Task brief » Return each line that holds the word "enacted".

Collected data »
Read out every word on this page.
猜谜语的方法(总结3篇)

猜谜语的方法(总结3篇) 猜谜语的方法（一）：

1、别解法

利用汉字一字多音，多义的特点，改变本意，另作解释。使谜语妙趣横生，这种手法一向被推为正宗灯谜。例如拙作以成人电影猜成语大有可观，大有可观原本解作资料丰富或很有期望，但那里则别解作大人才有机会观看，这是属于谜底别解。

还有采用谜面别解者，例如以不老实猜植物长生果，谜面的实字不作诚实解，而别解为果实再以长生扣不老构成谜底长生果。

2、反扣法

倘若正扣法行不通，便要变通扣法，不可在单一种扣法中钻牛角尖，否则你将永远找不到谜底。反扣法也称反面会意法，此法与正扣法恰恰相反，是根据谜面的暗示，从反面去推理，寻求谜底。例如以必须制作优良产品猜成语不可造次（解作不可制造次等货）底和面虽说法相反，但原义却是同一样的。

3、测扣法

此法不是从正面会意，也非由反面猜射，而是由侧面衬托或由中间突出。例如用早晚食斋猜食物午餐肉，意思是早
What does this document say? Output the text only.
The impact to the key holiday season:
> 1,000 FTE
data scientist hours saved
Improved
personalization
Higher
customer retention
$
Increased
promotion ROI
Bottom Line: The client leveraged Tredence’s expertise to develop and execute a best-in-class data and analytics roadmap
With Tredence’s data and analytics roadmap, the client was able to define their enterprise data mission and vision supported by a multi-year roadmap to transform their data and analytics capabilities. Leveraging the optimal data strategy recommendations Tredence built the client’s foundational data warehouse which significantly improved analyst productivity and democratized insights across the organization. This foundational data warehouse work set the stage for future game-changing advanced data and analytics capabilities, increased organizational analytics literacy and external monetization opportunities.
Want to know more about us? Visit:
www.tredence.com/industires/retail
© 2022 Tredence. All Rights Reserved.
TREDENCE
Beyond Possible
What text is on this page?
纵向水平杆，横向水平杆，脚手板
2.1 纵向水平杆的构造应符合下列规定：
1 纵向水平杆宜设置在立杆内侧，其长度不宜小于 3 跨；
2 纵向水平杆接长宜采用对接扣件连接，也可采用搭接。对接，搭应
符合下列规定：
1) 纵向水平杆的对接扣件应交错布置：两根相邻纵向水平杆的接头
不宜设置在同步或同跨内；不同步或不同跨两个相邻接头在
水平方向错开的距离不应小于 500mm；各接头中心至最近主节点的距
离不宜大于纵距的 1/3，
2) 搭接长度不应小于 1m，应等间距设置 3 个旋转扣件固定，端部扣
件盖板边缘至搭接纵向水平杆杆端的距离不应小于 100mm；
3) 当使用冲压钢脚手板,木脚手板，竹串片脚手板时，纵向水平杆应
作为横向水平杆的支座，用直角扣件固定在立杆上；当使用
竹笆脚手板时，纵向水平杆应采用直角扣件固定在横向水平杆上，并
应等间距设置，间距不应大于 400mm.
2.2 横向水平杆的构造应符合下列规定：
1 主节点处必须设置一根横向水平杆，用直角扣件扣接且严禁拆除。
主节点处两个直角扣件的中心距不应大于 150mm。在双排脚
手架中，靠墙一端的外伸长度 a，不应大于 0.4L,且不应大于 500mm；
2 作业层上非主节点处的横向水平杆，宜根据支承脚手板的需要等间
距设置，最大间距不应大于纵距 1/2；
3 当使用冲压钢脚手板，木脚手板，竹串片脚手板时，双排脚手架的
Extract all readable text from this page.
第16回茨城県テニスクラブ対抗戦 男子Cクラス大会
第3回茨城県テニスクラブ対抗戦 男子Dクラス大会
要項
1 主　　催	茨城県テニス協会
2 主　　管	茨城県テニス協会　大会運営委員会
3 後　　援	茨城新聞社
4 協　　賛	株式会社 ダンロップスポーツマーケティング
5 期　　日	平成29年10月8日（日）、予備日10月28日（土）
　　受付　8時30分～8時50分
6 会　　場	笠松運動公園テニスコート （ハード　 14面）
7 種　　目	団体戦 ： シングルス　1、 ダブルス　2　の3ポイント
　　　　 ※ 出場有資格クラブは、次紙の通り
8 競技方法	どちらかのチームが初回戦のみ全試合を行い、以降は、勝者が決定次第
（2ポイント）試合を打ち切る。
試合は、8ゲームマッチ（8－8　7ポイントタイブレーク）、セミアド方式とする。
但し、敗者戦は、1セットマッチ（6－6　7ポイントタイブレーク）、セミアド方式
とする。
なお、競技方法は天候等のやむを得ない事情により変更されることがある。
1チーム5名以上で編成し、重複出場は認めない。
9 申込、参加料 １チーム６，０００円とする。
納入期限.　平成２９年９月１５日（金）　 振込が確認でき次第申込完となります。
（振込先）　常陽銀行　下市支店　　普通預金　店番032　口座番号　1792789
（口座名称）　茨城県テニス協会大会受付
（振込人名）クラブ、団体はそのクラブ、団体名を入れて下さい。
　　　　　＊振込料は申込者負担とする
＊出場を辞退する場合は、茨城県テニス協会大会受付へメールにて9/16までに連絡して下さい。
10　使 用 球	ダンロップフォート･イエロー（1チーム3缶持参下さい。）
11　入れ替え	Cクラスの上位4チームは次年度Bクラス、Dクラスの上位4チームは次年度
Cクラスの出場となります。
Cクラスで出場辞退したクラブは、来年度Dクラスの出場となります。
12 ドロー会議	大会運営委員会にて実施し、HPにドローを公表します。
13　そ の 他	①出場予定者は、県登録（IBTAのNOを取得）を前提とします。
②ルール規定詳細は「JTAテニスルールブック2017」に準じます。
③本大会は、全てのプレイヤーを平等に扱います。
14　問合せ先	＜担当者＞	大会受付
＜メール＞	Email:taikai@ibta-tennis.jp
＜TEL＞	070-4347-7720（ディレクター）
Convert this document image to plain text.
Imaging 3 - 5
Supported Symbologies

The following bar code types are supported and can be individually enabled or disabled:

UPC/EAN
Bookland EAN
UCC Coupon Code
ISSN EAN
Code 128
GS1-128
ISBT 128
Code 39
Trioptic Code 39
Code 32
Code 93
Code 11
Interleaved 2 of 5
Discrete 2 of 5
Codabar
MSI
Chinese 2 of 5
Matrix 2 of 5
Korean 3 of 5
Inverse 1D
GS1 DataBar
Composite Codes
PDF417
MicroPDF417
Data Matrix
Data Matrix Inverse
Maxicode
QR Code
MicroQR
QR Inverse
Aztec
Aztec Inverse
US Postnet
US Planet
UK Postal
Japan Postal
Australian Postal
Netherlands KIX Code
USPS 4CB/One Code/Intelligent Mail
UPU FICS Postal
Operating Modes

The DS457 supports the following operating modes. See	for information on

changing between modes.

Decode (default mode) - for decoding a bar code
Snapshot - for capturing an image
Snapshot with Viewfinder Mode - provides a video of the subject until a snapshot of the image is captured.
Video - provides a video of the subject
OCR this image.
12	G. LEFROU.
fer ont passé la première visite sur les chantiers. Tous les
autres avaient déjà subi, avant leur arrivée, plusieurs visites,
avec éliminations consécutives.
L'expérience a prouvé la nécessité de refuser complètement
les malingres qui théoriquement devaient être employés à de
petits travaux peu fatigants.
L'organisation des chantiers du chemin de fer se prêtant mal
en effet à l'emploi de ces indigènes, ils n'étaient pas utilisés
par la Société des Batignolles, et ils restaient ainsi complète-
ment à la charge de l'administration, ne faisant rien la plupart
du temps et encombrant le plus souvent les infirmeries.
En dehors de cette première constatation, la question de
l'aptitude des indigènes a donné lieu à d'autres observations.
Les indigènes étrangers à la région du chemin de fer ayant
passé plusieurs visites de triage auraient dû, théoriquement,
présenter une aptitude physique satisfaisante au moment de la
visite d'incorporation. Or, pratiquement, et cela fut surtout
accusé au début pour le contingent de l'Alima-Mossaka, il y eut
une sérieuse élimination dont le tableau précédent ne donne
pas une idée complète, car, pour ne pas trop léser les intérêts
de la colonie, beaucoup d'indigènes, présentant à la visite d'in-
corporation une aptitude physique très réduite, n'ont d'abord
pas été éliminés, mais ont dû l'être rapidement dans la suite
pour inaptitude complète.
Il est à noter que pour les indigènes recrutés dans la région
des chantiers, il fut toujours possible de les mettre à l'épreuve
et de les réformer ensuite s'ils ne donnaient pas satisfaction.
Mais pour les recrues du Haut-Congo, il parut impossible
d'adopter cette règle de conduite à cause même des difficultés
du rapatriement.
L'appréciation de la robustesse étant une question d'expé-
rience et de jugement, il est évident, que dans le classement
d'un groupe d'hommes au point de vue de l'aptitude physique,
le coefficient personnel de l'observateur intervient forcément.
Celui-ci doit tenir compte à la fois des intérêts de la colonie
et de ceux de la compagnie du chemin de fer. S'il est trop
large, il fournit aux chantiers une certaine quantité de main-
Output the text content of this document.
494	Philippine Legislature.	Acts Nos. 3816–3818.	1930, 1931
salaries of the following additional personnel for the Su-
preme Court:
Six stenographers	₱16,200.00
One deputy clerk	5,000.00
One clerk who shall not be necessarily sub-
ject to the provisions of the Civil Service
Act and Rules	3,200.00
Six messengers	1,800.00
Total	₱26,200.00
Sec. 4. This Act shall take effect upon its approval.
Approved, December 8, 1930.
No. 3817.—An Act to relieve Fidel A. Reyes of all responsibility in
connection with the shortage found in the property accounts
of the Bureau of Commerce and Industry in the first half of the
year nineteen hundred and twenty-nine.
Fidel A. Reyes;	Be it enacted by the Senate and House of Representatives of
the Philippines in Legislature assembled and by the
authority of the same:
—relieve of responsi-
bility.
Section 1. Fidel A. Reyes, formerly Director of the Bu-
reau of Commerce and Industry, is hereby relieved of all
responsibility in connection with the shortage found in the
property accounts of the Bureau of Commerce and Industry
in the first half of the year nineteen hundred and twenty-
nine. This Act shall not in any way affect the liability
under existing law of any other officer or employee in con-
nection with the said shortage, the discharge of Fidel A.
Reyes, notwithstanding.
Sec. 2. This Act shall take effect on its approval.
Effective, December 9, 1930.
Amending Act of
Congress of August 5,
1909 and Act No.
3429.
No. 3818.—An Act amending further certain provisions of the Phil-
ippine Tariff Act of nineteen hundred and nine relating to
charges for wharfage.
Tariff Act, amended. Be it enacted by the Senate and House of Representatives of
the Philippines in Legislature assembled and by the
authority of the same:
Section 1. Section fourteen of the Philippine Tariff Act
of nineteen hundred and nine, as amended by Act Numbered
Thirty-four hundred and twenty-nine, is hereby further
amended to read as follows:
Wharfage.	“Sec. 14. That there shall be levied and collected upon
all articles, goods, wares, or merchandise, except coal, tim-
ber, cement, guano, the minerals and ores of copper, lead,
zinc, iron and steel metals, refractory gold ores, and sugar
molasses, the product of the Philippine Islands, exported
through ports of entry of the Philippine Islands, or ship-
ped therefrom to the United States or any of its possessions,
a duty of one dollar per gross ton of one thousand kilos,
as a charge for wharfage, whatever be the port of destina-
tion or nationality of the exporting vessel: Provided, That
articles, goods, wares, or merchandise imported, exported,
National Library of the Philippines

Complete answer »
Fidel A. Reyes;	Be it enacted by the Senate and House of Representatives of
Tariff Act, amended. Be it enacted by the Senate and House of Representatives of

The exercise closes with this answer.